Entries with figure data:
____

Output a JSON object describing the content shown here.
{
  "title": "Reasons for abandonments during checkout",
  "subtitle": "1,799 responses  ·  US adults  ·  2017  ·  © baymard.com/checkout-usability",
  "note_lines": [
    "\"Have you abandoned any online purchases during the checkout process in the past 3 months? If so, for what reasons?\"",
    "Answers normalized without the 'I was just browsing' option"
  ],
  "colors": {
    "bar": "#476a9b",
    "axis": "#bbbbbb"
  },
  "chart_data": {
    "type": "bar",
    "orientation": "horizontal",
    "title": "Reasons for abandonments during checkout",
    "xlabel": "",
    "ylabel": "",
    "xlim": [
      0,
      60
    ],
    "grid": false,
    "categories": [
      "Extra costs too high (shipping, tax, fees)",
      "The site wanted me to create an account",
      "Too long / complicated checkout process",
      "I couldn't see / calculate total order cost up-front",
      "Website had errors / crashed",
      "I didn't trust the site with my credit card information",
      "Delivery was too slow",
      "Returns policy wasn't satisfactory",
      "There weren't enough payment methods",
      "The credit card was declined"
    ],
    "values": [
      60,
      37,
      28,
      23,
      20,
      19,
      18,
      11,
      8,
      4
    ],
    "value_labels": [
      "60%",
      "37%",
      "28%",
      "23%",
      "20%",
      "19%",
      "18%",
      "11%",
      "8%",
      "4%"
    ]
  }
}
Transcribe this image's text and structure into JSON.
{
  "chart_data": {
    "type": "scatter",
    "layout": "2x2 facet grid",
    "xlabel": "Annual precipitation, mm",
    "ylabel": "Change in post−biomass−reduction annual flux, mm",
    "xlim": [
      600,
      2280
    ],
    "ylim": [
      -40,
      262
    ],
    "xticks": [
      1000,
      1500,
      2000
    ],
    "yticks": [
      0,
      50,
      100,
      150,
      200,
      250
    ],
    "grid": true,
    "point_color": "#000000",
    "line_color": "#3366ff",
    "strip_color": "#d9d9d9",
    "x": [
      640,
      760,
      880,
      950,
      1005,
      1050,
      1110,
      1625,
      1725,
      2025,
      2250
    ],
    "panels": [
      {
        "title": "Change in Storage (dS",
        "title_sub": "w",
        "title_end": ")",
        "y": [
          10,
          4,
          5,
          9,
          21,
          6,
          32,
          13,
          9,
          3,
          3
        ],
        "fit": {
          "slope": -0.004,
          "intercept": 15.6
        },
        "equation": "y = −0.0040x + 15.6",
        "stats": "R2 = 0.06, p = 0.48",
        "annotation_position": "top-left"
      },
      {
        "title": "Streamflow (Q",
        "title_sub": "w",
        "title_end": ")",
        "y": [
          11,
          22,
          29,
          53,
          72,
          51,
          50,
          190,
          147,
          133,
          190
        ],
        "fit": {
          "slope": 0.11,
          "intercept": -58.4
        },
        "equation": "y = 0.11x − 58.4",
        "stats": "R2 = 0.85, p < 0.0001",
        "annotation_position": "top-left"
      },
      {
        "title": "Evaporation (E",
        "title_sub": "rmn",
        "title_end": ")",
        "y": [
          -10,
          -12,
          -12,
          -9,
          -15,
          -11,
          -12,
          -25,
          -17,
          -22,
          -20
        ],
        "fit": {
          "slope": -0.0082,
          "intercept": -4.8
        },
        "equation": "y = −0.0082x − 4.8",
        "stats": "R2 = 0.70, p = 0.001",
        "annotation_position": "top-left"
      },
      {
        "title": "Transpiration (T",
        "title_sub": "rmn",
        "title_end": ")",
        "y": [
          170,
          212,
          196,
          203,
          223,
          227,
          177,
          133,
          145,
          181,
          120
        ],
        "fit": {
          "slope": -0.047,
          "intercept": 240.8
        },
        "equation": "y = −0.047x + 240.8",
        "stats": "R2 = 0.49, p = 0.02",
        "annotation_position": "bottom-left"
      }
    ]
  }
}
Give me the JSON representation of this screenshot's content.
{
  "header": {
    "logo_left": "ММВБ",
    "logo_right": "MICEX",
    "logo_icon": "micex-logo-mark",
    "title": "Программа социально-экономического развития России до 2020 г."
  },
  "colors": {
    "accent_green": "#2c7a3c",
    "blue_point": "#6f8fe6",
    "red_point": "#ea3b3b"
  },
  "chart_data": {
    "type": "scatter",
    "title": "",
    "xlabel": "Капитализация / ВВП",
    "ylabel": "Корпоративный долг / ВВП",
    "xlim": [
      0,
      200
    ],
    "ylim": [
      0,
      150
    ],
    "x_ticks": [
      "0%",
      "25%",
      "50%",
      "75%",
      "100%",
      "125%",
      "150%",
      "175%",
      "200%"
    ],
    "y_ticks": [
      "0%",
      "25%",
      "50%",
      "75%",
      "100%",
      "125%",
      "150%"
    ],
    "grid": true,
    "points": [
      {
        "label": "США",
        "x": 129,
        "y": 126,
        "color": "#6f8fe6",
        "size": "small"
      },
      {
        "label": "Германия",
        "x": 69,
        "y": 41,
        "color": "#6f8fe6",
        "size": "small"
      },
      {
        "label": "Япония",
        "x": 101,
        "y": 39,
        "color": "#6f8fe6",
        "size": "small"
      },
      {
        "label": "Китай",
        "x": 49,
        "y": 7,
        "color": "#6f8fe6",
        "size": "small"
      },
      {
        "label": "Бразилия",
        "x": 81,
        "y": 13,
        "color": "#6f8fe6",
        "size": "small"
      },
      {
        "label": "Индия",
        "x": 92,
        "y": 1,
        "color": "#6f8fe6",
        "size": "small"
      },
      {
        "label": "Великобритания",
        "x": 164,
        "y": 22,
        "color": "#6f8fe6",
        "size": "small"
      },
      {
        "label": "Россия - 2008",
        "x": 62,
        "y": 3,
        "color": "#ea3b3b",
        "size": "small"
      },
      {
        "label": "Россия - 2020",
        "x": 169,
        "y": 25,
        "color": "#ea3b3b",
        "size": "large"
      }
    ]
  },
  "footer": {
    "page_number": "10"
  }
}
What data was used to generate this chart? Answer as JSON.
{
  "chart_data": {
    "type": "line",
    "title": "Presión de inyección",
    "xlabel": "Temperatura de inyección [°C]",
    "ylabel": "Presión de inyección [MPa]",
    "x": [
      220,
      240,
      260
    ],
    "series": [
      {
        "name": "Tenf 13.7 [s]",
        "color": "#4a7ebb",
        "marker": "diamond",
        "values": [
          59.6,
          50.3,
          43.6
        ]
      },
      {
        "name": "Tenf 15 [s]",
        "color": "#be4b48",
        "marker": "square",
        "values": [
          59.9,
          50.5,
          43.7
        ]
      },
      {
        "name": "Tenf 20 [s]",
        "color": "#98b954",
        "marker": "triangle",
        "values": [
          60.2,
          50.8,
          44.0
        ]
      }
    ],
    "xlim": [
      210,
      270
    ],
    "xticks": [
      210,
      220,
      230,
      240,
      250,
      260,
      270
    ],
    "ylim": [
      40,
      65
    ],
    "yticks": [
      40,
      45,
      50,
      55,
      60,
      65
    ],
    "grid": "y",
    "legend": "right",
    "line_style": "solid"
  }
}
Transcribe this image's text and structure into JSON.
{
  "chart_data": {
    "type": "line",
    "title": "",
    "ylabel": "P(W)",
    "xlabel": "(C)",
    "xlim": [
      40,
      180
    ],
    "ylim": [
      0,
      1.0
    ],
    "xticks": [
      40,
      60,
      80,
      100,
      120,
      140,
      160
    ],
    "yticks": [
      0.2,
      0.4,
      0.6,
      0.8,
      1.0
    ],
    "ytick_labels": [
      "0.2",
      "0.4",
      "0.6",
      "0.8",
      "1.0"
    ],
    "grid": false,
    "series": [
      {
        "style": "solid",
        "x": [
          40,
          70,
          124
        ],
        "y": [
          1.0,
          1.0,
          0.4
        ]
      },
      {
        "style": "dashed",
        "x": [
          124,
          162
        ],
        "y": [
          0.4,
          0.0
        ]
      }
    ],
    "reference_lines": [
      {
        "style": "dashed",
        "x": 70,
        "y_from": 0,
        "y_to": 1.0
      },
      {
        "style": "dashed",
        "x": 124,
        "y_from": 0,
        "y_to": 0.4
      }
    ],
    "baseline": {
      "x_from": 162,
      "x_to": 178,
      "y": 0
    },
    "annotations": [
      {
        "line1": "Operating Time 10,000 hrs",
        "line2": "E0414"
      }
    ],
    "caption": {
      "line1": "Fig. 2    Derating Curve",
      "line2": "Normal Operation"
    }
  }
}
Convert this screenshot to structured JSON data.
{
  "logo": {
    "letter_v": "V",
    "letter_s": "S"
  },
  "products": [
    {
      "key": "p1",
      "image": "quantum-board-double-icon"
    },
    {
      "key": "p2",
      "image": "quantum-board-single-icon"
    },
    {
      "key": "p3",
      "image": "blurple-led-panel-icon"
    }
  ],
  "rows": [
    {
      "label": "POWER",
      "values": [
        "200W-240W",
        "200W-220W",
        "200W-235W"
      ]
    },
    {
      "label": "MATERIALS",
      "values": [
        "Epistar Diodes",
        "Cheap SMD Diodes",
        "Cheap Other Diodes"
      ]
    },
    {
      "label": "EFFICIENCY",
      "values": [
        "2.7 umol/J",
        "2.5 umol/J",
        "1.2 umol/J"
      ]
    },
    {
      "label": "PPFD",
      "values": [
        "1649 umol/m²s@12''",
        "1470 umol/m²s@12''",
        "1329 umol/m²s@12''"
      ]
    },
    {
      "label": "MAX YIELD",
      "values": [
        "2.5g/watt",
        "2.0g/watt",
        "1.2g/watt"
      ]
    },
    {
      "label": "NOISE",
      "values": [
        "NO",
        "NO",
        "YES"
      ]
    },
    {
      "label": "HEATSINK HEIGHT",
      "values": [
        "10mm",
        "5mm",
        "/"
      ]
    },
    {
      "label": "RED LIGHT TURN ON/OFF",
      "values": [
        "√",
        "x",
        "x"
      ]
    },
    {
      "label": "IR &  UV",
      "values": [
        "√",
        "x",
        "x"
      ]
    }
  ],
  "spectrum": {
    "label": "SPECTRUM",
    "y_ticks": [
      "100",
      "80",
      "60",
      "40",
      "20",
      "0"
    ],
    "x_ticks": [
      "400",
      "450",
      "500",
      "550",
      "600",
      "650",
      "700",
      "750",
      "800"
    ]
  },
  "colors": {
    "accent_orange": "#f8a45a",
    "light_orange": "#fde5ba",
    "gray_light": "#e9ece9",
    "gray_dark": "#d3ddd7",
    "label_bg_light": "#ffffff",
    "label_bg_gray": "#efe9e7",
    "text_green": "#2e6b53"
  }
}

____

● **Goal**: Copy every line from the records above that contains the word "quantum".

● **Result of the exercise**:
      "image": "quantum-board-double-icon"
      "image": "quantum-board-single-icon"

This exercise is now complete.